REQUEST ▸
Transcribe the full listing exactly, and drop every picture.

SUPPLIED DATA ▸
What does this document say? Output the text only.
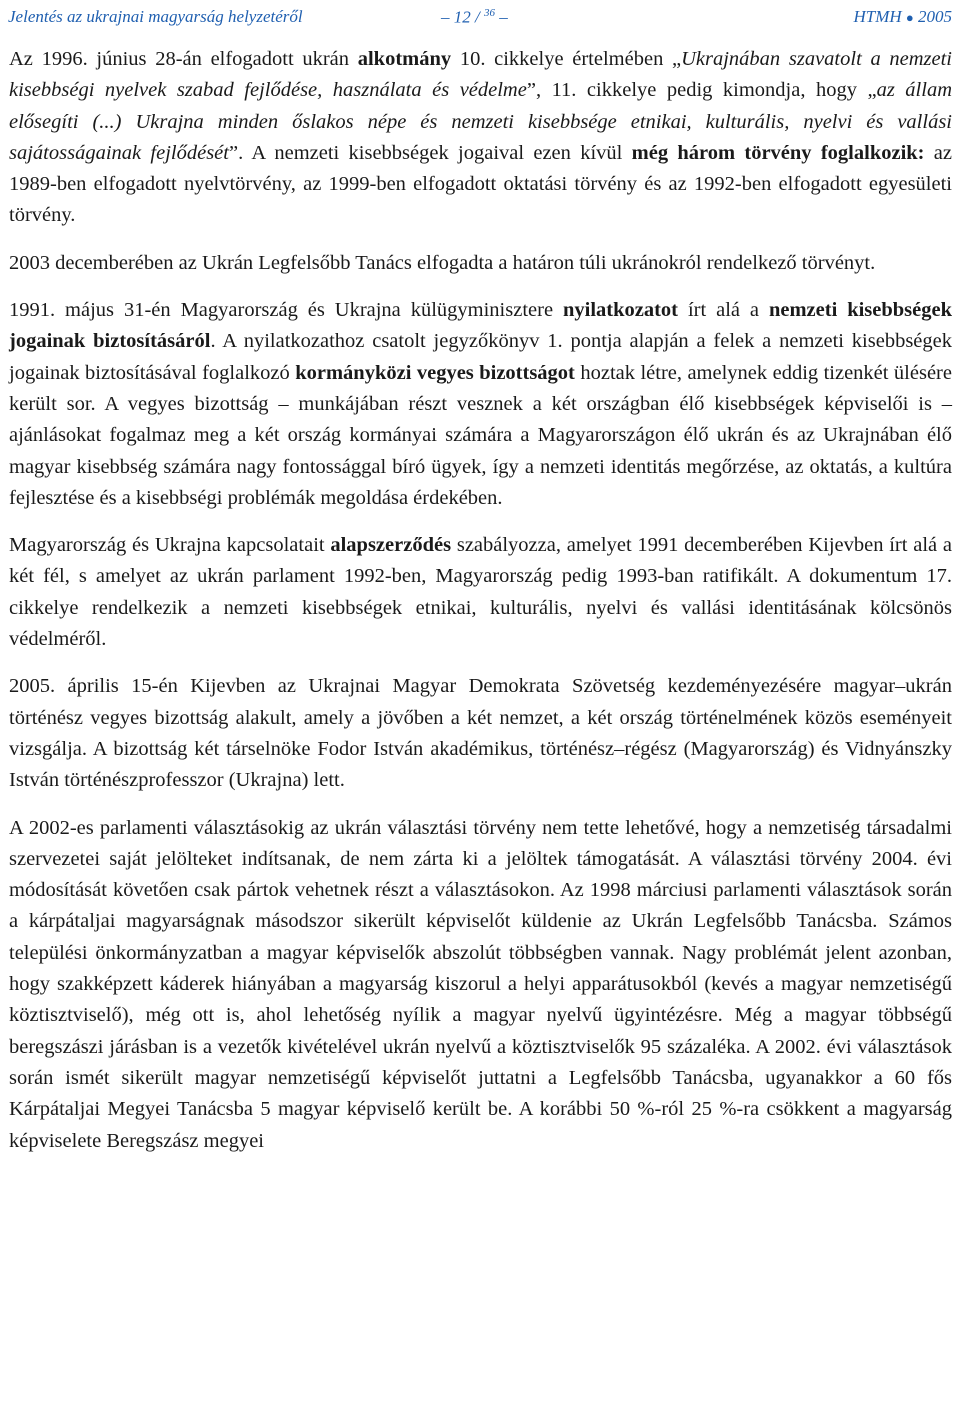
Jelentés az ukrajnai magyarság helyzetéről	– 12 / $^{36}$ –	HTMH ● 2005

Az 1996. június 28-án elfogadott ukrán alkotmány 10. cikkelye értelmében „Ukrajnában szavatolt a nemzeti kisebbségi nyelvek szabad fejlődése, használata és védelme”, 11. cikkelye pedig kimondja, hogy „az állam elősegíti (...) Ukrajna minden őslakos népe és nemzeti kisebbsége etnikai, kulturális, nyelvi és vallási sajátosságainak fejlődését”. A nemzeti kisebbségek jogaival ezen kívül még három törvény foglalkozik: az 1989-ben elfogadott nyelvtörvény, az 1999-ben elfogadott oktatási törvény és az 1992-ben elfogadott egyesületi törvény.

2003 decemberében az Ukrán Legfelsőbb Tanács elfogadta a határon túli ukránokról rendelkező törvényt.

1991. május 31-én Magyarország és Ukrajna külügyminisztere nyilatkozatot írt alá a nemzeti kisebbségek jogainak biztosításáról. A nyilatkozathoz csatolt jegyzőkönyv 1. pontja alapján a felek a nemzeti kisebbségek jogainak biztosításával foglalkozó kormányközi vegyes bizottságot hoztak létre, amelynek eddig tizenkét ülésére került sor. A vegyes bizottság – munkájában részt vesznek a két országban élő kisebbségek képviselői is – ajánlásokat fogalmaz meg a két ország kormányai számára a Magyarországon élő ukrán és az Ukrajnában élő magyar kisebbség számára nagy fontossággal bíró ügyek, így a nemzeti identitás megőrzése, az oktatás, a kultúra fejlesztése és a kisebbségi problémák megoldása érdekében.

Magyarország és Ukrajna kapcsolatait alapszerződés szabályozza, amelyet 1991 decemberében Kijevben írt alá a két fél, s amelyet az ukrán parlament 1992-ben, Magyarország pedig 1993-ban ratifikált. A dokumentum 17. cikkelye rendelkezik a nemzeti kisebbségek etnikai, kulturális, nyelvi és vallási identitásának kölcsönös védelméről.

2005. április 15-én Kijevben az Ukrajnai Magyar Demokrata Szövetség kezdeményezésére magyar–ukrán történész vegyes bizottság alakult, amely a jövőben a két nemzet, a két ország történelmének közös eseményeit vizsgálja. A bizottság két társelnöke Fodor István akadémikus, történész–régész (Magyarország) és Vidnyánszky István történészprofesszor (Ukrajna) lett.

A 2002-es parlamenti választásokig az ukrán választási törvény nem tette lehetővé, hogy a nemzetiség társadalmi szervezetei saját jelölteket indítsanak, de nem zárta ki a jelöltek támogatását. A választási törvény 2004. évi módosítását követően csak pártok vehetnek részt a választásokon. Az 1998 márciusi parlamenti választások során a kárpátaljai magyarságnak másodszor sikerült képviselőt küldenie az Ukrán Legfelsőbb Tanácsba. Számos települési önkormányzatban a magyar képviselők abszolút többségben vannak. Nagy problémát jelent azonban, hogy szakképzett káderek hiányában a magyarság kiszorul a helyi apparátusokból (kevés a magyar nemzetiségű köztisztviselő), még ott is, ahol lehetőség nyílik a magyar nyelvű ügyintézésre. Még a magyar többségű beregszászi járásban is a vezetők kivételével ukrán nyelvű a köztisztviselők 95 százaléka. A 2002. évi választások során ismét sikerült magyar nemzetiségű képviselőt juttatni a Legfelsőbb Tanácsba, ugyanakkor a 60 fős Kárpátaljai Megyei Tanácsba 5 magyar képviselő került be. A korábbi 50 %-ról 25 %-ra csökkent a magyarság képviselete Beregszász megyei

THE RESULT ▸
What does this document say? Output the text only.
Jelentés az ukrajnai magyarság helyzetéről	– 12 / $^{36}$ –	HTMH ● 2005

Az 1996. június 28-án elfogadott ukrán alkotmány 10. cikkelye értelmében „Ukrajnában szavatolt a nemzeti kisebbségi nyelvek szabad fejlődése, használata és védelme”, 11. cikkelye pedig kimondja, hogy „az állam elősegíti (...) Ukrajna minden őslakos népe és nemzeti kisebbsége etnikai, kulturális, nyelvi és vallási sajátosságainak fejlődését”. A nemzeti kisebbségek jogaival ezen kívül még három törvény foglalkozik: az 1989-ben elfogadott nyelvtörvény, az 1999-ben elfogadott oktatási törvény és az 1992-ben elfogadott egyesületi törvény.

2003 decemberében az Ukrán Legfelsőbb Tanács elfogadta a határon túli ukránokról rendelkező törvényt.

1991. május 31-én Magyarország és Ukrajna külügyminisztere nyilatkozatot írt alá a nemzeti kisebbségek jogainak biztosításáról. A nyilatkozathoz csatolt jegyzőkönyv 1. pontja alapján a felek a nemzeti kisebbségek jogainak biztosításával foglalkozó kormányközi vegyes bizottságot hoztak létre, amelynek eddig tizenkét ülésére került sor. A vegyes bizottság – munkájában részt vesznek a két országban élő kisebbségek képviselői is – ajánlásokat fogalmaz meg a két ország kormányai számára a Magyarországon élő ukrán és az Ukrajnában élő magyar kisebbség számára nagy fontossággal bíró ügyek, így a nemzeti identitás megőrzése, az oktatás, a kultúra fejlesztése és a kisebbségi problémák megoldása érdekében.

Magyarország és Ukrajna kapcsolatait alapszerződés szabályozza, amelyet 1991 decemberében Kijevben írt alá a két fél, s amelyet az ukrán parlament 1992-ben, Magyarország pedig 1993-ban ratifikált. A dokumentum 17. cikkelye rendelkezik a nemzeti kisebbségek etnikai, kulturális, nyelvi és vallási identitásának kölcsönös védelméről.

2005. április 15-én Kijevben az Ukrajnai Magyar Demokrata Szövetség kezdeményezésére magyar–ukrán történész vegyes bizottság alakult, amely a jövőben a két nemzet, a két ország történelmének közös eseményeit vizsgálja. A bizottság két társelnöke Fodor István akadémikus, történész–régész (Magyarország) és Vidnyánszky István történészprofesszor (Ukrajna) lett.

A 2002-es parlamenti választásokig az ukrán választási törvény nem tette lehetővé, hogy a nemzetiség társadalmi szervezetei saját jelölteket indítsanak, de nem zárta ki a jelöltek támogatását. A választási törvény 2004. évi módosítását követően csak pártok vehetnek részt a választásokon. Az 1998 márciusi parlamenti választások során a kárpátaljai magyarságnak másodszor sikerült képviselőt küldenie az Ukrán Legfelsőbb Tanácsba. Számos települési önkormányzatban a magyar képviselők abszolút többségben vannak. Nagy problémát jelent azonban, hogy szakképzett káderek hiányában a magyarság kiszorul a helyi apparátusokból (kevés a magyar nemzetiségű köztisztviselő), még ott is, ahol lehetőség nyílik a magyar nyelvű ügyintézésre. Még a magyar többségű beregszászi járásban is a vezetők kivételével ukrán nyelvű a köztisztviselők 95 százaléka. A 2002. évi választások során ismét sikerült magyar nemzetiségű képviselőt juttatni a Legfelsőbb Tanácsba, ugyanakkor a 60 fős Kárpátaljai Megyei Tanácsba 5 magyar képviselő került be. A korábbi 50 %-ról 25 %-ra csökkent a magyarság képviselete Beregszász megyei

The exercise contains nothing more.